## Start PROVIDED MATERIAL

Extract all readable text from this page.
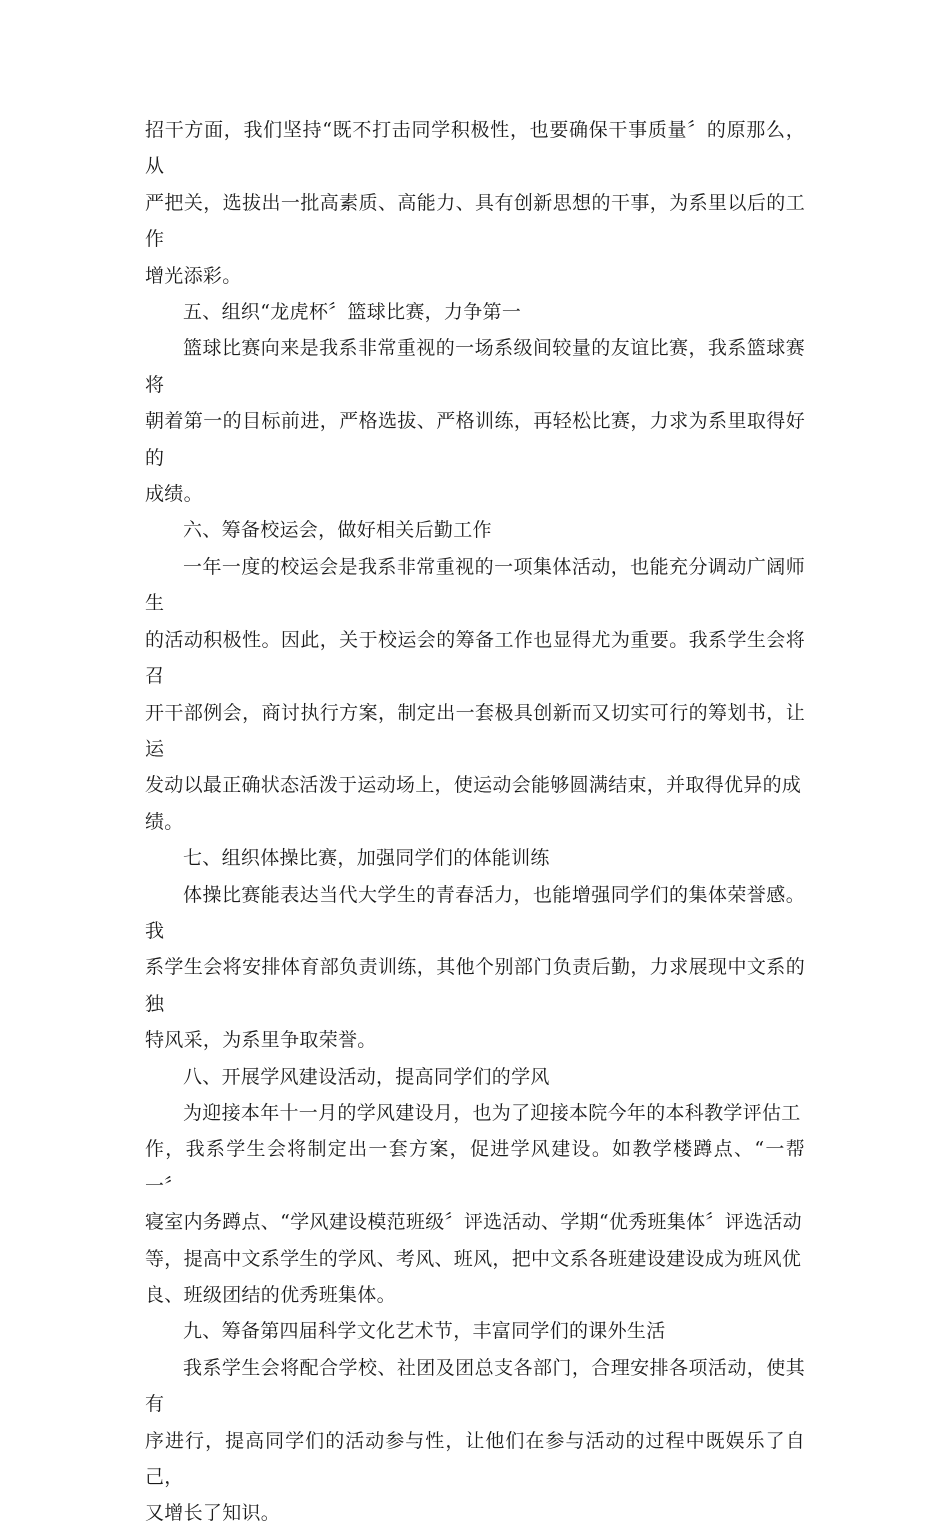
招干方面，我们坚持“既不打击同学积极性，也要确保干事质量〞的原那么，从
严把关，选拔出一批高素质、高能力、具有创新思想的干事，为系里以后的工作
增光添彩。

五、组织“龙虎杯〞篮球比赛，力争第一

篮球比赛向来是我系非常重视的一场系级间较量的友谊比赛，我系篮球赛将
朝着第一的目标前进，严格选拔、严格训练，再轻松比赛，力求为系里取得好的
成绩。

六、筹备校运会，做好相关后勤工作

一年一度的校运会是我系非常重视的一项集体活动，也能充分调动广阔师生
的活动积极性。因此，关于校运会的筹备工作也显得尤为重要。我系学生会将召
开干部例会，商讨执行方案，制定出一套极具创新而又切实可行的筹划书，让运
发动以最正确状态活泼于运动场上，使运动会能够圆满结束，并取得优异的成
绩。

七、组织体操比赛，加强同学们的体能训练

体操比赛能表达当代大学生的青春活力，也能增强同学们的集体荣誉感。我
系学生会将安排体育部负责训练，其他个别部门负责后勤，力求展现中文系的独
特风采，为系里争取荣誉。

八、开展学风建设活动，提高同学们的学风

为迎接本年十一月的学风建设月，也为了迎接本院今年的本科教学评估工
作，我系学生会将制定出一套方案，促进学风建设。如教学楼蹲点、“一帮一〞
寝室内务蹲点、“学风建设模范班级〞评选活动、学期“优秀班集体〞评选活动
等，提高中文系学生的学风、考风、班风，把中文系各班建设建设成为班风优
良、班级团结的优秀班集体。

九、筹备第四届科学文化艺术节，丰富同学们的课外生活

我系学生会将配合学校、社团及团总支各部门，合理安排各项活动，使其有
序进行，提高同学们的活动参与性，让他们在参与活动的过程中既娱乐了自己，
又增长了知识。
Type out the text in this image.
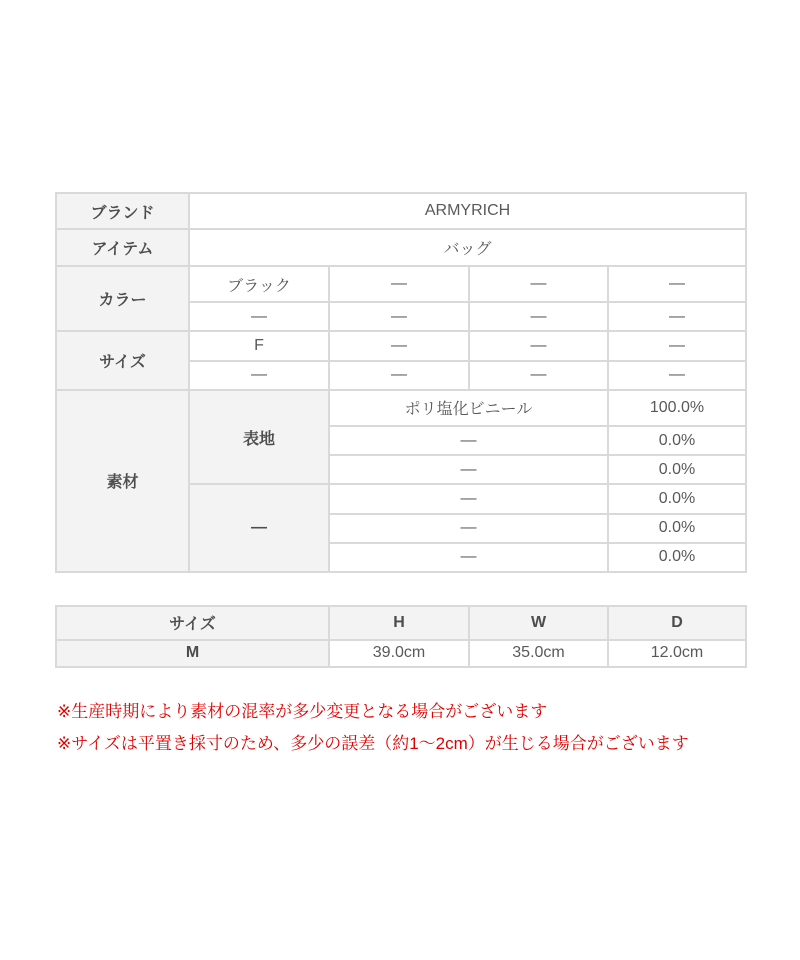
ブランド	ARMYRICH			
アイテム	バッグ			
カラー	ブラック	—	—	—
	—	—	—	—
サイズ	F	—	—	—
	—	—	—	—
素材	表地	ポリ塩化ビニール		100.0%
		—		0.0%
		—		0.0%
	—	—		0.0%
		—		0.0%
		—		0.0%
サイズ	H	W	D
M	39.0cm	35.0cm	12.0cm

※生産時期により素材の混率が多少変更となる場合がございます

※サイズは平置き採寸のため、多少の誤差（約1〜2cm）が生じる場合がございます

## End PROVIDED MATERIAL

→ EXERCISE:
Show all lines in the entries above where the word "text" appears.

→ IN RESPONSE:
Extract all readable text from this page.
Type out the text in this image.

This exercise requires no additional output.